▸ What you will do:
Extract every line of the material that holds the string "ロベルト".

[BEGIN Exercise input]

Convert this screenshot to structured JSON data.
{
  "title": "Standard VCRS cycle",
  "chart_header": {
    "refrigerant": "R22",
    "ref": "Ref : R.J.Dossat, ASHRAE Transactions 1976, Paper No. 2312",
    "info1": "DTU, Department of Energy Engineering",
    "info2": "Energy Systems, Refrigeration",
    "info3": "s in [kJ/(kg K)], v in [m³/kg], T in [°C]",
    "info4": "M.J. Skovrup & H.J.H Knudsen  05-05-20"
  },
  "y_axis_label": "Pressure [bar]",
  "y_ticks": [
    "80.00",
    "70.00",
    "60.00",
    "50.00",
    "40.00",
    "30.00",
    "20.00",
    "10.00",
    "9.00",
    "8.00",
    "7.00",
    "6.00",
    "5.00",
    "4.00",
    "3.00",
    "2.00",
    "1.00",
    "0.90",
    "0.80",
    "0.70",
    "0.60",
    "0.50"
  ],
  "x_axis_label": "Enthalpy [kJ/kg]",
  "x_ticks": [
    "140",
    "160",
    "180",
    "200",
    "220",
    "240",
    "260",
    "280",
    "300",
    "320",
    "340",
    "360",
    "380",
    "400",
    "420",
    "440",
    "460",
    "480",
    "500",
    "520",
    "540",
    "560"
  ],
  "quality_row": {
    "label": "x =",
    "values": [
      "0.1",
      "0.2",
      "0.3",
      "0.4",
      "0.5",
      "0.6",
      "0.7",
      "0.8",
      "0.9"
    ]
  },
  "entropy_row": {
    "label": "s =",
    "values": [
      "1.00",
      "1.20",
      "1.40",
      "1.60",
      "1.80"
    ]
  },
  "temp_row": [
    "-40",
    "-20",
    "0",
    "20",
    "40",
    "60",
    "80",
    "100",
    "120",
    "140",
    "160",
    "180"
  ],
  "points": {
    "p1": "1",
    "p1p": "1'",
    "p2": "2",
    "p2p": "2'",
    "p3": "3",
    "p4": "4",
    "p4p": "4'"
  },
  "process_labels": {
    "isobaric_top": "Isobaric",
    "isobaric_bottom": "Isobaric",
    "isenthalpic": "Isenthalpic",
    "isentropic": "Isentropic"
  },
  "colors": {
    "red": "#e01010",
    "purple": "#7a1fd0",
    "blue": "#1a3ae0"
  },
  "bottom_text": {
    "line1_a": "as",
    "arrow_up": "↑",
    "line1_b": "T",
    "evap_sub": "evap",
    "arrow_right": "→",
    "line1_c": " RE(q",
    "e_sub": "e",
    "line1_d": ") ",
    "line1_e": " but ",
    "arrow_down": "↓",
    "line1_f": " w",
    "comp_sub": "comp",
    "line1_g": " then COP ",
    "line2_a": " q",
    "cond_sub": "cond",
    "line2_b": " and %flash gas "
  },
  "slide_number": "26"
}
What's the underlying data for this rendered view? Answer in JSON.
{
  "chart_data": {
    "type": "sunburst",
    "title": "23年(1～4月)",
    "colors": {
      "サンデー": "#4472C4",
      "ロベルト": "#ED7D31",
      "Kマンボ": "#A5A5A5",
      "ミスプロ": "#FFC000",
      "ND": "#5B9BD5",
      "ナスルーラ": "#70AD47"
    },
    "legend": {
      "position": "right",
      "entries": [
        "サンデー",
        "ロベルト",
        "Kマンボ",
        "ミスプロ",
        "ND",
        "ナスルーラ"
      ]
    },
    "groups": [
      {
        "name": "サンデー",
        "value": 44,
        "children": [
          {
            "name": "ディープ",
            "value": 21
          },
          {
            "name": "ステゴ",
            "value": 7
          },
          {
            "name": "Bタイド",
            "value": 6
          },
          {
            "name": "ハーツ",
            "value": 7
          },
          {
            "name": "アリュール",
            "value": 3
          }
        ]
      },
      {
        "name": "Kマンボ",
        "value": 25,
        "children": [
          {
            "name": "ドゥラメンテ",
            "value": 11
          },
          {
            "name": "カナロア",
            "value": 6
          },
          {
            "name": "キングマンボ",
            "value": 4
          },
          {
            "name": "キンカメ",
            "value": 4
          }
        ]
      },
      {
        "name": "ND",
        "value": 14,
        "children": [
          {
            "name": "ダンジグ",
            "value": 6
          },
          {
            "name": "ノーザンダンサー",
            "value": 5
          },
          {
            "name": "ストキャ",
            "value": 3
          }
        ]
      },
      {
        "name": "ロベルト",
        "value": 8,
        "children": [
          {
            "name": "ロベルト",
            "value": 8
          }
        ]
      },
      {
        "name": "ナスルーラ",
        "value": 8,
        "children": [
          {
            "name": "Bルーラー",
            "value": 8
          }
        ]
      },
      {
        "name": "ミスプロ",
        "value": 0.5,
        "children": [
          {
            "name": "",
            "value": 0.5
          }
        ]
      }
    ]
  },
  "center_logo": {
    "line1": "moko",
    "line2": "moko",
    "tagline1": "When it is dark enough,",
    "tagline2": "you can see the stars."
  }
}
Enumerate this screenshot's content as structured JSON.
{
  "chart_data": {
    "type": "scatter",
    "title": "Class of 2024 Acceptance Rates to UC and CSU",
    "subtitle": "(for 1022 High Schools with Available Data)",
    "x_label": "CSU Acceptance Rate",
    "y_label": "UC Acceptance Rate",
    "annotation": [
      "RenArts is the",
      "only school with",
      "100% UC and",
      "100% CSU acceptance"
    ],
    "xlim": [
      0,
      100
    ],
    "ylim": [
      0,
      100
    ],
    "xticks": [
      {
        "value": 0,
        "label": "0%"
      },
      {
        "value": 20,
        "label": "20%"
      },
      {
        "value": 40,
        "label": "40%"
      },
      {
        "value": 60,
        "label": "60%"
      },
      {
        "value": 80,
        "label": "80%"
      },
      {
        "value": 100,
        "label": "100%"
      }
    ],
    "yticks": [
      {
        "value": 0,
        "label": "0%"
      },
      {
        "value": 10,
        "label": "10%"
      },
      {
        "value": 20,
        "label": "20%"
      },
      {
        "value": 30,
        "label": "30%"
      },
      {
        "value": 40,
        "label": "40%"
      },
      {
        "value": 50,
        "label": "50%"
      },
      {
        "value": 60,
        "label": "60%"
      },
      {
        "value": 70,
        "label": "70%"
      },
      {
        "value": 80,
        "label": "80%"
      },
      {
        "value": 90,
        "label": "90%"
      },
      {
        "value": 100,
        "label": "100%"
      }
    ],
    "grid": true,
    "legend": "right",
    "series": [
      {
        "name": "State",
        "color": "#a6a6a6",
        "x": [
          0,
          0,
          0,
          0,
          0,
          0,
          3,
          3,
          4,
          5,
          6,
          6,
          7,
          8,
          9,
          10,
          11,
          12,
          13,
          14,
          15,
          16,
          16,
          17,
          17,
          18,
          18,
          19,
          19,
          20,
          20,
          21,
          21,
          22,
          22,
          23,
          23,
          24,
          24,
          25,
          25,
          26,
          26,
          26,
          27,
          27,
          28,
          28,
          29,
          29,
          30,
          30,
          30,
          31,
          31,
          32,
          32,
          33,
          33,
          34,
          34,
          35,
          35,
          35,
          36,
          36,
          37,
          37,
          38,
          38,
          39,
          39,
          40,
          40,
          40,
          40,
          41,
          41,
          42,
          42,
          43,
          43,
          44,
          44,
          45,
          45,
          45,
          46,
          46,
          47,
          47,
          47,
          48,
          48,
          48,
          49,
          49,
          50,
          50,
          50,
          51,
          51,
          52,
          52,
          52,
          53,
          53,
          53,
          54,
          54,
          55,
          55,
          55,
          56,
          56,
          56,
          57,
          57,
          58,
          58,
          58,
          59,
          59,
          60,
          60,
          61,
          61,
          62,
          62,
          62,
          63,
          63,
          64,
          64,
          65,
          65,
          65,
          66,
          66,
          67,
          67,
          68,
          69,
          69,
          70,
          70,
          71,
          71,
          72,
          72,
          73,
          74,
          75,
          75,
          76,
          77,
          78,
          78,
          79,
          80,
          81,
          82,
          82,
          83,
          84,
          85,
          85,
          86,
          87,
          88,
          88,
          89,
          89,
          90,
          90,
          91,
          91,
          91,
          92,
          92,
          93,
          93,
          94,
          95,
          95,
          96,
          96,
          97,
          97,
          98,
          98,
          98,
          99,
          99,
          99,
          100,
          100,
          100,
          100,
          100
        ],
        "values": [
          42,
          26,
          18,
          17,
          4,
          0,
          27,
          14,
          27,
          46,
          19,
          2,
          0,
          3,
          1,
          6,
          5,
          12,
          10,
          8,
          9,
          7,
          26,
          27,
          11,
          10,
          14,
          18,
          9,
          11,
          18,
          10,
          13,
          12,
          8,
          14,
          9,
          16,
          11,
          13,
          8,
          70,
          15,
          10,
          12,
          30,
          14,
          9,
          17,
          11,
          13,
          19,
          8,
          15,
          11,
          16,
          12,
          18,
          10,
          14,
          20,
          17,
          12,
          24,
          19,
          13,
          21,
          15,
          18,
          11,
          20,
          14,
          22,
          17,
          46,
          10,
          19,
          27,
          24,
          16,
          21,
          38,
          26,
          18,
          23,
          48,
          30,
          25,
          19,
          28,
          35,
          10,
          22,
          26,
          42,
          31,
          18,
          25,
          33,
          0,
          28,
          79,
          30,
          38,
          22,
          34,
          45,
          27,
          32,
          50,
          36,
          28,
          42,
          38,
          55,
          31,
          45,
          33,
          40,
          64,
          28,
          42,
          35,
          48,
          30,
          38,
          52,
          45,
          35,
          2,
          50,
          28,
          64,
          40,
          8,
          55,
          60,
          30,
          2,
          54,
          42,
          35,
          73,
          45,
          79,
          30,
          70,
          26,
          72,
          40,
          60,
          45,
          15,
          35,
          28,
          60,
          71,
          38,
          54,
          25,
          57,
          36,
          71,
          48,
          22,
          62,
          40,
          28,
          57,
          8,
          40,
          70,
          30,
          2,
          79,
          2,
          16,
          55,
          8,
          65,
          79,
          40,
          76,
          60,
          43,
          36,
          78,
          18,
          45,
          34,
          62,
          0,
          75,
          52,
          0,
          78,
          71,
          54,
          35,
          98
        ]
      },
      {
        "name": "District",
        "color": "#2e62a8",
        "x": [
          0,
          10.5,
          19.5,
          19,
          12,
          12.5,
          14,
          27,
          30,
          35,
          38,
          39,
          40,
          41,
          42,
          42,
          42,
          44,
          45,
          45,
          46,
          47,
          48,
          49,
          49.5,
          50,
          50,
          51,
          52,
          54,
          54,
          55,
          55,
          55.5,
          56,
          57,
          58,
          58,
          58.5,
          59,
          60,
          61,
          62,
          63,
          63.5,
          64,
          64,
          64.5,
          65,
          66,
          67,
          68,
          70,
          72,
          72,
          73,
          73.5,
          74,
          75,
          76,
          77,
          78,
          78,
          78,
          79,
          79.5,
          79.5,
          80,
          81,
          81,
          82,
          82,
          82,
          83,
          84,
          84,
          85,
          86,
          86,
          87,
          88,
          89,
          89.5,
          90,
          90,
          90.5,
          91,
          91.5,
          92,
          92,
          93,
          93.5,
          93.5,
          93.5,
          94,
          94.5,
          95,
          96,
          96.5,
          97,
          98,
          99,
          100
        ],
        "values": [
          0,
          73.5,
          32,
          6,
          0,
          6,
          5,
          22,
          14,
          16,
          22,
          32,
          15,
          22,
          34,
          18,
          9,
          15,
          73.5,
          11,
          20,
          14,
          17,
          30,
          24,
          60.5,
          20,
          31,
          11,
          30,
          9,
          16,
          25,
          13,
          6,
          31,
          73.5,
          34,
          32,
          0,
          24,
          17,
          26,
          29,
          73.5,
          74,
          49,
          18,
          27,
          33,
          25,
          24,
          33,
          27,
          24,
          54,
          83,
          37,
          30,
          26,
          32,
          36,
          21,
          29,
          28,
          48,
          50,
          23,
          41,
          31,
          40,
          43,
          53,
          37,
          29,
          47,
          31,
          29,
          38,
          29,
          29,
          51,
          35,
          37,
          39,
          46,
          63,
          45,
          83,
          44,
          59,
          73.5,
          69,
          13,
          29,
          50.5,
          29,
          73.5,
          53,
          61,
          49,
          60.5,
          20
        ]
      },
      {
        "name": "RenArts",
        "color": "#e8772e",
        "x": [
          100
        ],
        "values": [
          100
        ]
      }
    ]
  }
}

[END Exercise input]

▸ Written solution:
      "ロベルト": "#ED7D31",
        "ロベルト",
        "name": "ロベルト",
            "name": "ロベルト",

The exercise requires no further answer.